— SET EXERCISE —
Reproduce verbatim the lines between the one containing "Detect and localize" and the one containing "bullet-text: Last year, the", inclusive, leaving out any pictures.

— RECORD LIST —
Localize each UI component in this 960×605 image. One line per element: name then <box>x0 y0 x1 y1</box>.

...

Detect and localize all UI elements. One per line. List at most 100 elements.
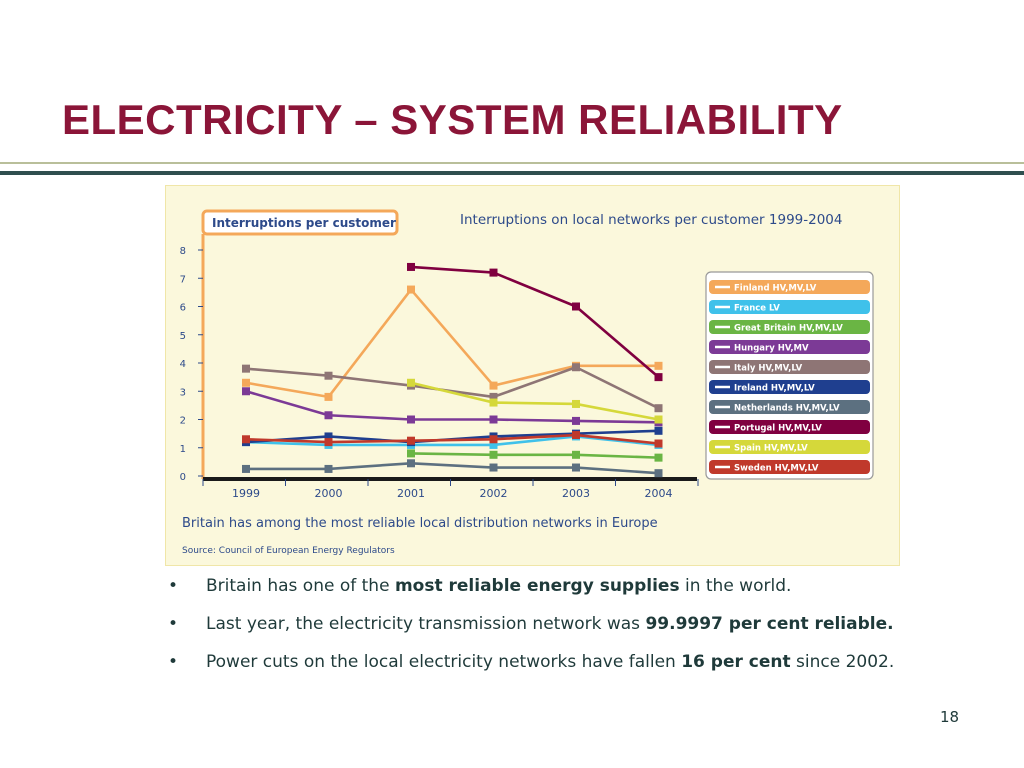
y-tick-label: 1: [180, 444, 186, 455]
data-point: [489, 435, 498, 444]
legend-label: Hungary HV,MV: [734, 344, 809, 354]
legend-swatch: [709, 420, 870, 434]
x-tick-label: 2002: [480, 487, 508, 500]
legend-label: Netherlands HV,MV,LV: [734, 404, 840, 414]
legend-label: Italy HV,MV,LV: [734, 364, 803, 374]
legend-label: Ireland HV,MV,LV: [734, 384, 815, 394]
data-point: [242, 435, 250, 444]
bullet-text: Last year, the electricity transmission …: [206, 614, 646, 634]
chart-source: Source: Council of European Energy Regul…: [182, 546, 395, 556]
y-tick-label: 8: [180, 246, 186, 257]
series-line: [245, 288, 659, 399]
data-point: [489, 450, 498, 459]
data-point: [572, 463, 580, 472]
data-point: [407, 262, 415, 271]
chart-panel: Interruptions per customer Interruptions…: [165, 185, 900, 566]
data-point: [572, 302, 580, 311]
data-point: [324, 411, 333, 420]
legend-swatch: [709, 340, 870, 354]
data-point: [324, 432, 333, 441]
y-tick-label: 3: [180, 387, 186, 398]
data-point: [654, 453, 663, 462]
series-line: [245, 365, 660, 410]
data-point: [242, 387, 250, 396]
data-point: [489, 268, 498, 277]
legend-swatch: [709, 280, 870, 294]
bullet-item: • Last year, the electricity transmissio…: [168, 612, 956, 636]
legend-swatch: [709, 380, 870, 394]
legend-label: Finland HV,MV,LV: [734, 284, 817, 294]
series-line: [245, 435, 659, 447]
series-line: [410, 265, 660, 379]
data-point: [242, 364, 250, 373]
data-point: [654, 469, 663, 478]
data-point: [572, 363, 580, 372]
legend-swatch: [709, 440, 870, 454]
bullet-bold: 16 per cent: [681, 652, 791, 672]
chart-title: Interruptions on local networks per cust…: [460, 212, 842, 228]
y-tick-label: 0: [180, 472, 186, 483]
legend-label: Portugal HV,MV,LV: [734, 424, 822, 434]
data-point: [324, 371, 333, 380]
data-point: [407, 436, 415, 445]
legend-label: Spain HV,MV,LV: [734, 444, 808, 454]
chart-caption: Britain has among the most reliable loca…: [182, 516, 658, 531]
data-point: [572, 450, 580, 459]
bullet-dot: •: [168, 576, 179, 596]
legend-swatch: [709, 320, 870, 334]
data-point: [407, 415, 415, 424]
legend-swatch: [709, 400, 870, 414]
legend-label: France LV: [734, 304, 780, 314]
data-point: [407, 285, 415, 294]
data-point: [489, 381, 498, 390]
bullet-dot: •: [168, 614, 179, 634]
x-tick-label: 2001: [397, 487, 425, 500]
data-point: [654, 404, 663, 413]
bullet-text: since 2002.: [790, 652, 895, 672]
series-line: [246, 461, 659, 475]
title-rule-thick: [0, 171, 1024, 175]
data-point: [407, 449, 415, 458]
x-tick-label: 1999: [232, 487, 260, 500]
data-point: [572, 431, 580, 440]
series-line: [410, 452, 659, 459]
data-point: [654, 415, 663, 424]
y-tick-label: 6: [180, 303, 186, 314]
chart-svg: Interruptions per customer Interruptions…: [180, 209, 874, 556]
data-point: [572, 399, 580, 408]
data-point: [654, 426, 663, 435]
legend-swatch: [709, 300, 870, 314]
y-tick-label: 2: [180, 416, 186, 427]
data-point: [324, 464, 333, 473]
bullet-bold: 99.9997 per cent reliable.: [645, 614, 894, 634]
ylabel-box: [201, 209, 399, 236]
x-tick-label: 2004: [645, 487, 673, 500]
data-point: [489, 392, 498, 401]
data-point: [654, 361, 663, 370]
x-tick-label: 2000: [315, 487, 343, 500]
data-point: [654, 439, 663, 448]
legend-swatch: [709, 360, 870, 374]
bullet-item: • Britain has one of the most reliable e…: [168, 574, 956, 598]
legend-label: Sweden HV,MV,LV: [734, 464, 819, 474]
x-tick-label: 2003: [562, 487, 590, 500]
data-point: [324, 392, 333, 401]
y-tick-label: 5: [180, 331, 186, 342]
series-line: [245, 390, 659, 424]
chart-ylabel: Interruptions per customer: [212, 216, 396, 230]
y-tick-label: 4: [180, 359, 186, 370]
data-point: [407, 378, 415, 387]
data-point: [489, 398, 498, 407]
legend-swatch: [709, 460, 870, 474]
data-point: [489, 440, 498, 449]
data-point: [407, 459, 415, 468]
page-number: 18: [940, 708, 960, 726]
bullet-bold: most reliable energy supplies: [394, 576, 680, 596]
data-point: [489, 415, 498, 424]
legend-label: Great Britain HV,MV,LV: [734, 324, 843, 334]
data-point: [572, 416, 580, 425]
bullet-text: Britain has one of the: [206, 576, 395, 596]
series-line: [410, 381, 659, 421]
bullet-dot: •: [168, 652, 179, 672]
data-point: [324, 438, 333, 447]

* * *

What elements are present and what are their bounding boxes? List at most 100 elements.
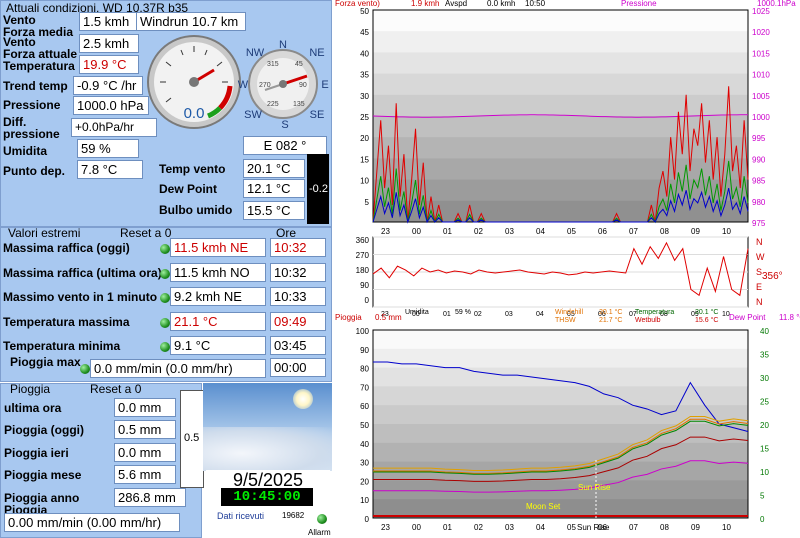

— WRITTEN SOLUTION —
Detect and localize all UI elements. One per line. List at most 100 elements.
y-tick-label: 1: [180, 444, 186, 455]
data-point: [489, 435, 498, 444]
legend-label: Hungary HV,MV: [734, 344, 809, 354]
legend-swatch: [709, 420, 870, 434]
x-tick-label: 2002: [480, 487, 508, 500]
legend-label: Netherlands HV,MV,LV: [734, 404, 840, 414]
legend-label: Italy HV,MV,LV: [734, 364, 803, 374]
legend-label: Ireland HV,MV,LV: [734, 384, 815, 394]
data-point: [242, 435, 250, 444]
bullet-text: Last year, the electricity transmission …: [206, 614, 646, 634]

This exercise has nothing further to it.